## YOUR INSTRUCTIONS
Return the records exactly, keeping every line as it is.

[RECORD EXCERPTS — start]

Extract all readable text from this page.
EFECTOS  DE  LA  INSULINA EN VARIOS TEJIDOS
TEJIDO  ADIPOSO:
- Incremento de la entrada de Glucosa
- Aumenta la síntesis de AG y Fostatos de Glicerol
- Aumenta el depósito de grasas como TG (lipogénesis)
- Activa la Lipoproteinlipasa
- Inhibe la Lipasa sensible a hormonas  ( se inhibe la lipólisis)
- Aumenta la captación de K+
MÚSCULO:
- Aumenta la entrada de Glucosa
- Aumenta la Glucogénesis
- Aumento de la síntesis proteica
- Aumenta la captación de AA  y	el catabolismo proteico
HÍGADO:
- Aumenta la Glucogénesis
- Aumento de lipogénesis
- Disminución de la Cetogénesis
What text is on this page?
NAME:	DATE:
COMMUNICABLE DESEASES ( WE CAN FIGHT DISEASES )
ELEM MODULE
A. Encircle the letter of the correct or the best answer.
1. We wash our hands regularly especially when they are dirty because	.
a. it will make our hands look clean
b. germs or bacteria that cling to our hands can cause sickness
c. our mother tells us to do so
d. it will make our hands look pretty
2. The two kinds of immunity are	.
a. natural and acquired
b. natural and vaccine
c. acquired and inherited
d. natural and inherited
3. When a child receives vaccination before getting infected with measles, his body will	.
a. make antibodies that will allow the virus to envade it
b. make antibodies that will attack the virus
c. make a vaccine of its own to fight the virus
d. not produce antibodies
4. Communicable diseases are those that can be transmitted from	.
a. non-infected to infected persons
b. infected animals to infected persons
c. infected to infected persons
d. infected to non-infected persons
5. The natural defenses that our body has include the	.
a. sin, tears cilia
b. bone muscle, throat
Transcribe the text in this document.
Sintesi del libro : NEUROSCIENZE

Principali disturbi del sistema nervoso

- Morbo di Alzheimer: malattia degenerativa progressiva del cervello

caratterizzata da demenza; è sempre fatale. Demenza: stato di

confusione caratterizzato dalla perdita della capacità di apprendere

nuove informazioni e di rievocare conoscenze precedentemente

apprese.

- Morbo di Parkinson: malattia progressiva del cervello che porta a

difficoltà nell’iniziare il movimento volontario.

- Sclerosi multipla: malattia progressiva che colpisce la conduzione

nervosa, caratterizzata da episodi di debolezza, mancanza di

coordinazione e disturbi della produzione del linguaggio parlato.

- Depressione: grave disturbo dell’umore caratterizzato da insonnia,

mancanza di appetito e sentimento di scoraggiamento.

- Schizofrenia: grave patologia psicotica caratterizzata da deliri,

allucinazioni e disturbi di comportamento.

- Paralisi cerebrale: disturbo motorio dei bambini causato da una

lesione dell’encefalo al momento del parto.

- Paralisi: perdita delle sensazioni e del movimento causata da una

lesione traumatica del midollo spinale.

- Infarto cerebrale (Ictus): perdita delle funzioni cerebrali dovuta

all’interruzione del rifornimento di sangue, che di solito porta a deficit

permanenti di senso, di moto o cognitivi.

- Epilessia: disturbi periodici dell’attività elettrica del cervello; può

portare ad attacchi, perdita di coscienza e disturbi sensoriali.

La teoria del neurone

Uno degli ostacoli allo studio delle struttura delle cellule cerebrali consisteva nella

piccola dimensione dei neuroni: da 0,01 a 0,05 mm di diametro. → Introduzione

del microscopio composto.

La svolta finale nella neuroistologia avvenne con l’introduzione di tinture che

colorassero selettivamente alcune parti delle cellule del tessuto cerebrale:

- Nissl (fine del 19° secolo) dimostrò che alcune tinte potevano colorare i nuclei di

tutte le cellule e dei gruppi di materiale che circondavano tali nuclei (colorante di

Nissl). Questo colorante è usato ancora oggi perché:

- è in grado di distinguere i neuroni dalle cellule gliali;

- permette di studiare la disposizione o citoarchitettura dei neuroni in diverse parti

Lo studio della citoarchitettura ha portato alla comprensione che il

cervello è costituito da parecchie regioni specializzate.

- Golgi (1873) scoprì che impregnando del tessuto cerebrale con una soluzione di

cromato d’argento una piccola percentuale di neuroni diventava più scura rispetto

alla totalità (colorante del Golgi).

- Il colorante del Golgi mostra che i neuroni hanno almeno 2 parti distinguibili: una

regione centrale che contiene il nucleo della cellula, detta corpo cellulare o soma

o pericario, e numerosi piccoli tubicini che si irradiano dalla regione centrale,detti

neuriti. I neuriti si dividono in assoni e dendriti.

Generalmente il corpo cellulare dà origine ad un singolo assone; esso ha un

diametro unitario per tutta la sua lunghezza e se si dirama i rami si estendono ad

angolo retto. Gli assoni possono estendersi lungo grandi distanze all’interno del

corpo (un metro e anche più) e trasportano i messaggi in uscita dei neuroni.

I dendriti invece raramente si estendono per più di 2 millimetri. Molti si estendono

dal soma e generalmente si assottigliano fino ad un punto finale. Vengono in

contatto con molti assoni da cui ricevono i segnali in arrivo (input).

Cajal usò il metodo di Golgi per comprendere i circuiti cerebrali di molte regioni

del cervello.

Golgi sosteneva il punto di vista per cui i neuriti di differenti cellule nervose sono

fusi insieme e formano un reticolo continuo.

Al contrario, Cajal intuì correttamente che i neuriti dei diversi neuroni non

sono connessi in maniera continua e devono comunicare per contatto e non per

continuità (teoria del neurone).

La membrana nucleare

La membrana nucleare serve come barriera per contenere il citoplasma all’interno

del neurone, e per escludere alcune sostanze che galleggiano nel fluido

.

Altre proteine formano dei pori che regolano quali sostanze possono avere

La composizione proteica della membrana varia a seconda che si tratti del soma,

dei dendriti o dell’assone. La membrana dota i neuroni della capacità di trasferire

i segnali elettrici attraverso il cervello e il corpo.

[RECORD EXCERPTS — finish]

## OUTPUT OF THE TASK
Extract all readable text from this page.
EFECTOS  DE  LA  INSULINA EN VARIOS TEJIDOS
TEJIDO  ADIPOSO:
- Incremento de la entrada de Glucosa
- Aumenta la síntesis de AG y Fostatos de Glicerol
- Aumenta el depósito de grasas como TG (lipogénesis)
- Activa la Lipoproteinlipasa
- Inhibe la Lipasa sensible a hormonas  ( se inhibe la lipólisis)
- Aumenta la captación de K+
MÚSCULO:
- Aumenta la entrada de Glucosa
- Aumenta la Glucogénesis
- Aumento de la síntesis proteica
- Aumenta la captación de AA  y	el catabolismo proteico
HÍGADO:
- Aumenta la Glucogénesis
- Aumento de lipogénesis
- Disminución de la Cetogénesis
What text is on this page?
NAME:	DATE:
COMMUNICABLE DESEASES ( WE CAN FIGHT DISEASES )
ELEM MODULE
A. Encircle the letter of the correct or the best answer.
1. We wash our hands regularly especially when they are dirty because	.
a. it will make our hands look clean
b. germs or bacteria that cling to our hands can cause sickness
c. our mother tells us to do so
d. it will make our hands look pretty
2. The two kinds of immunity are	.
a. natural and acquired
b. natural and vaccine
c. acquired and inherited
d. natural and inherited
3. When a child receives vaccination before getting infected with measles, his body will	.
a. make antibodies that will allow the virus to envade it
b. make antibodies that will attack the virus
c. make a vaccine of its own to fight the virus
d. not produce antibodies
4. Communicable diseases are those that can be transmitted from	.
a. non-infected to infected persons
b. infected animals to infected persons
c. infected to infected persons
d. infected to non-infected persons
5. The natural defenses that our body has include the	.
a. sin, tears cilia
b. bone muscle, throat
Transcribe the text in this document.
Sintesi del libro : NEUROSCIENZE

Principali disturbi del sistema nervoso

- Morbo di Alzheimer: malattia degenerativa progressiva del cervello

caratterizzata da demenza; è sempre fatale. Demenza: stato di

confusione caratterizzato dalla perdita della capacità di apprendere

nuove informazioni e di rievocare conoscenze precedentemente

apprese.

- Morbo di Parkinson: malattia progressiva del cervello che porta a

difficoltà nell’iniziare il movimento volontario.

- Sclerosi multipla: malattia progressiva che colpisce la conduzione

nervosa, caratterizzata da episodi di debolezza, mancanza di

coordinazione e disturbi della produzione del linguaggio parlato.

- Depressione: grave disturbo dell’umore caratterizzato da insonnia,

mancanza di appetito e sentimento di scoraggiamento.

- Schizofrenia: grave patologia psicotica caratterizzata da deliri,

allucinazioni e disturbi di comportamento.

- Paralisi cerebrale: disturbo motorio dei bambini causato da una

lesione dell’encefalo al momento del parto.

- Paralisi: perdita delle sensazioni e del movimento causata da una

lesione traumatica del midollo spinale.

- Infarto cerebrale (Ictus): perdita delle funzioni cerebrali dovuta

all’interruzione del rifornimento di sangue, che di solito porta a deficit

permanenti di senso, di moto o cognitivi.

- Epilessia: disturbi periodici dell’attività elettrica del cervello; può

portare ad attacchi, perdita di coscienza e disturbi sensoriali.

La teoria del neurone

Uno degli ostacoli allo studio delle struttura delle cellule cerebrali consisteva nella

piccola dimensione dei neuroni: da 0,01 a 0,05 mm di diametro. → Introduzione

del microscopio composto.

La svolta finale nella neuroistologia avvenne con l’introduzione di tinture che

colorassero selettivamente alcune parti delle cellule del tessuto cerebrale:

- Nissl (fine del 19° secolo) dimostrò che alcune tinte potevano colorare i nuclei di

tutte le cellule e dei gruppi di materiale che circondavano tali nuclei (colorante di

Nissl). Questo colorante è usato ancora oggi perché:

- è in grado di distinguere i neuroni dalle cellule gliali;

- permette di studiare la disposizione o citoarchitettura dei neuroni in diverse parti

Lo studio della citoarchitettura ha portato alla comprensione che il

cervello è costituito da parecchie regioni specializzate.

- Golgi (1873) scoprì che impregnando del tessuto cerebrale con una soluzione di

cromato d’argento una piccola percentuale di neuroni diventava più scura rispetto

alla totalità (colorante del Golgi).

- Il colorante del Golgi mostra che i neuroni hanno almeno 2 parti distinguibili: una

regione centrale che contiene il nucleo della cellula, detta corpo cellulare o soma

o pericario, e numerosi piccoli tubicini che si irradiano dalla regione centrale,detti

neuriti. I neuriti si dividono in assoni e dendriti.

Generalmente il corpo cellulare dà origine ad un singolo assone; esso ha un

diametro unitario per tutta la sua lunghezza e se si dirama i rami si estendono ad

angolo retto. Gli assoni possono estendersi lungo grandi distanze all’interno del

corpo (un metro e anche più) e trasportano i messaggi in uscita dei neuroni.

I dendriti invece raramente si estendono per più di 2 millimetri. Molti si estendono

dal soma e generalmente si assottigliano fino ad un punto finale. Vengono in

contatto con molti assoni da cui ricevono i segnali in arrivo (input).

Cajal usò il metodo di Golgi per comprendere i circuiti cerebrali di molte regioni

del cervello.

Golgi sosteneva il punto di vista per cui i neuriti di differenti cellule nervose sono

fusi insieme e formano un reticolo continuo.

Al contrario, Cajal intuì correttamente che i neuriti dei diversi neuroni non

sono connessi in maniera continua e devono comunicare per contatto e non per

continuità (teoria del neurone).

La membrana nucleare

La membrana nucleare serve come barriera per contenere il citoplasma all’interno

del neurone, e per escludere alcune sostanze che galleggiano nel fluido

.

Altre proteine formano dei pori che regolano quali sostanze possono avere

La composizione proteica della membrana varia a seconda che si tratti del soma,

dei dendriti o dell’assone. La membrana dota i neuroni della capacità di trasferire

i segnali elettrici attraverso il cervello e il corpo.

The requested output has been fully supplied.